▸ EXERCISE:
Can you reproduce, word for word, the stretch of the records below from the very beginning through the line containing "figure-caption: Figure 2.", including that line?

▸ MATERIALS PROVIDED:

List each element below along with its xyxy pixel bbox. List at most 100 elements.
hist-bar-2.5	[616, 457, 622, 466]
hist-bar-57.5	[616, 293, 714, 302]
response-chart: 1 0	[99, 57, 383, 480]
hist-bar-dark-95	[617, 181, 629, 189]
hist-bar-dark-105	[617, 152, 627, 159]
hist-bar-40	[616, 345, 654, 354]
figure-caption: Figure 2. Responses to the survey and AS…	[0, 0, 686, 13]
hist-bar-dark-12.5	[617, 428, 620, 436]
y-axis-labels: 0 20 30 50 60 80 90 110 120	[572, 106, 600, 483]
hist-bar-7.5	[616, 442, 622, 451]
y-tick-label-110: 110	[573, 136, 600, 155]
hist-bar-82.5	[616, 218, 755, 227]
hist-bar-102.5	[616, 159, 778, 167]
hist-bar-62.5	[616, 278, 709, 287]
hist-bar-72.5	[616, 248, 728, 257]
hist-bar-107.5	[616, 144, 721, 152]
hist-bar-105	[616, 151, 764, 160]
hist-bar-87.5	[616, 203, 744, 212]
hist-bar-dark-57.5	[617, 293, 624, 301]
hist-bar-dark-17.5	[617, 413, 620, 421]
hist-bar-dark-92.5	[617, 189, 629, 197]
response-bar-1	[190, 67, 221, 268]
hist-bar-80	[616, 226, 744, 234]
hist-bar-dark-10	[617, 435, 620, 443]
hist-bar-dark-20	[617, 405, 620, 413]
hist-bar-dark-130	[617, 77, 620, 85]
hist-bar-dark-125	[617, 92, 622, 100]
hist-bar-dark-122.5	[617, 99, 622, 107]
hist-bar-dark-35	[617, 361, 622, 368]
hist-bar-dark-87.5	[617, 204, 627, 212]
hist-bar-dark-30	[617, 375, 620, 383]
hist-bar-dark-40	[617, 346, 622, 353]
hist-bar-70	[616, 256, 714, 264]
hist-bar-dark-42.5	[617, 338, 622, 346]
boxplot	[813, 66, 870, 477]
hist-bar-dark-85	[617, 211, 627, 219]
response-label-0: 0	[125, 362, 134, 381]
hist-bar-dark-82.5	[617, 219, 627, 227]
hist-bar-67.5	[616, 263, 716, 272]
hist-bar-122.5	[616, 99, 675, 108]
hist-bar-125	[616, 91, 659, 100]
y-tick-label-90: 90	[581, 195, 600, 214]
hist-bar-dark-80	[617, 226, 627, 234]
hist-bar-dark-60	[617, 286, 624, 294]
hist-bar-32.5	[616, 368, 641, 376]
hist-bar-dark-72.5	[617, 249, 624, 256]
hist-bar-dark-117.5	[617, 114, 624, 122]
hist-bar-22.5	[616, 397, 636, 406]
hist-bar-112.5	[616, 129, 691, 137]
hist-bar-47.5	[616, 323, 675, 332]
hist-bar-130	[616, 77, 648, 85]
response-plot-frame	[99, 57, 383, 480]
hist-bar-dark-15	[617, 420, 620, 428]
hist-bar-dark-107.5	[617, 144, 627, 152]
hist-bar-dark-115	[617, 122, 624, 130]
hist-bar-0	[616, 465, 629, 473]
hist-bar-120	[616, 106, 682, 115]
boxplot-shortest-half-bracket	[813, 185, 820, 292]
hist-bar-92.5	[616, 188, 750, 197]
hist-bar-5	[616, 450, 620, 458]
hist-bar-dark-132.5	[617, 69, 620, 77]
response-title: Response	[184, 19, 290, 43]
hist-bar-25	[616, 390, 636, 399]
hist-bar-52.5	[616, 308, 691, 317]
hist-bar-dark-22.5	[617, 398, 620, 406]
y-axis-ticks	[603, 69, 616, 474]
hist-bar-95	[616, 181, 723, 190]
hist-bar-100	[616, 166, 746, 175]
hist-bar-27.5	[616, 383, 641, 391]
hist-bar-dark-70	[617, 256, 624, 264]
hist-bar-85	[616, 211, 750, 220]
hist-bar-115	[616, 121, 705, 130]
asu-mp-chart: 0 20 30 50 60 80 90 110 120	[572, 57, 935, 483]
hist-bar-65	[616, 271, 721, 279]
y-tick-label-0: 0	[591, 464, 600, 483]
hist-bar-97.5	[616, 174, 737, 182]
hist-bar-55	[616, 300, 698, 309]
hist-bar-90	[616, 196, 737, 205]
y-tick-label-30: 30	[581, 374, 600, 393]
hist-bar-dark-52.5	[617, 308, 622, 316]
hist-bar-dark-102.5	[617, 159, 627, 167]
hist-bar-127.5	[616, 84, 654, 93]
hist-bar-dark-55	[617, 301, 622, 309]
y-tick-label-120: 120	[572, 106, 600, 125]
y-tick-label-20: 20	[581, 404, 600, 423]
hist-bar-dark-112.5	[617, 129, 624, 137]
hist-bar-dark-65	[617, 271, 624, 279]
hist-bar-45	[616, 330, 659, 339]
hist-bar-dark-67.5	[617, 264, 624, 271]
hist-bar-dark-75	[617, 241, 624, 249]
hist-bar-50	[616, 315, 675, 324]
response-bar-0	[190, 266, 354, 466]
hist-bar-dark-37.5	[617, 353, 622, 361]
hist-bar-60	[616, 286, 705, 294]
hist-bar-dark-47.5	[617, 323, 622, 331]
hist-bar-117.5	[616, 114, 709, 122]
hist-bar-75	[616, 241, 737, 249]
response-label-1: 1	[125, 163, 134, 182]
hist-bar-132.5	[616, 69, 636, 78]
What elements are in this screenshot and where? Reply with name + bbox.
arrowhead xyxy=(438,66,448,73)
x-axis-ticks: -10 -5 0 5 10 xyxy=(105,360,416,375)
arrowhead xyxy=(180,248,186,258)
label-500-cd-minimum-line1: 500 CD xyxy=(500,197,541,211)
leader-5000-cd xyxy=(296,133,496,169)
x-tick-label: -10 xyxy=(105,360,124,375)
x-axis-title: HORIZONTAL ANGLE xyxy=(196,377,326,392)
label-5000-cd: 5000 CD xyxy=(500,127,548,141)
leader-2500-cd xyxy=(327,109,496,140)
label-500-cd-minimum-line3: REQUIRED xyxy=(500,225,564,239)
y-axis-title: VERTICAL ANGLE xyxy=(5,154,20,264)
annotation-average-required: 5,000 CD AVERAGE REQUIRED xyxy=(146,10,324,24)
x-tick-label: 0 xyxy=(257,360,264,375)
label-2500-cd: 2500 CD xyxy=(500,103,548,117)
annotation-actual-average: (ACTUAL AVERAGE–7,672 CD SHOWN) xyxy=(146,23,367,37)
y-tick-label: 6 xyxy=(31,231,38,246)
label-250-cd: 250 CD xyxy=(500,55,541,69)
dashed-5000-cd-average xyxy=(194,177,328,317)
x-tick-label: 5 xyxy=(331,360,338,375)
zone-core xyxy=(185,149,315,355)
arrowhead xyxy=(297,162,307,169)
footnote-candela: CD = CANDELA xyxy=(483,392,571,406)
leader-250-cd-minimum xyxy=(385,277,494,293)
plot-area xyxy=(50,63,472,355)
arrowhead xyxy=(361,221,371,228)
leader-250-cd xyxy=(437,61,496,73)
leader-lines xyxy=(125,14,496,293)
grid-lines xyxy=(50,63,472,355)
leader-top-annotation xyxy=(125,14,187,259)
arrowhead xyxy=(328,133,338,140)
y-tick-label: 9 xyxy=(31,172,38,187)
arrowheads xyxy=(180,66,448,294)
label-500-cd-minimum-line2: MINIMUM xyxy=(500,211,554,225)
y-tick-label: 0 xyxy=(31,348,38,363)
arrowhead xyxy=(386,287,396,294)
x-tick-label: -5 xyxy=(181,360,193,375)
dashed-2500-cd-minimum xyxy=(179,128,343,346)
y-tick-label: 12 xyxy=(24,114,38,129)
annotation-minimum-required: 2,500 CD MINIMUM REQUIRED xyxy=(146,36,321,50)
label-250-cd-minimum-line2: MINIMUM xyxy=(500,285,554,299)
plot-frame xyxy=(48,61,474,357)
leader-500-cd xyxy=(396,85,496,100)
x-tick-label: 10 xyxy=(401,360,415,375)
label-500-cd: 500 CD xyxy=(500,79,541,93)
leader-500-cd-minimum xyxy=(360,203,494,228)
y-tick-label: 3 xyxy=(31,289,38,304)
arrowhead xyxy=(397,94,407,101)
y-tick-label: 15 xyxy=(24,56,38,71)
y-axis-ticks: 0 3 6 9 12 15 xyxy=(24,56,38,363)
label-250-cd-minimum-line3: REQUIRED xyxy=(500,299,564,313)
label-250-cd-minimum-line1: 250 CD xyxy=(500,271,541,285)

▸ EXERCISE SOLUTION:
List each element below along with its xyxy pixel bbox. List at most 100 elements.
hist-bar-2.5	[616, 457, 622, 466]
hist-bar-57.5	[616, 293, 714, 302]
response-chart: 1 0	[99, 57, 383, 480]
hist-bar-dark-95	[617, 181, 629, 189]
hist-bar-dark-105	[617, 152, 627, 159]
hist-bar-40	[616, 345, 654, 354]
figure-caption: Figure 2. Responses to the survey and AS…	[0, 0, 686, 13]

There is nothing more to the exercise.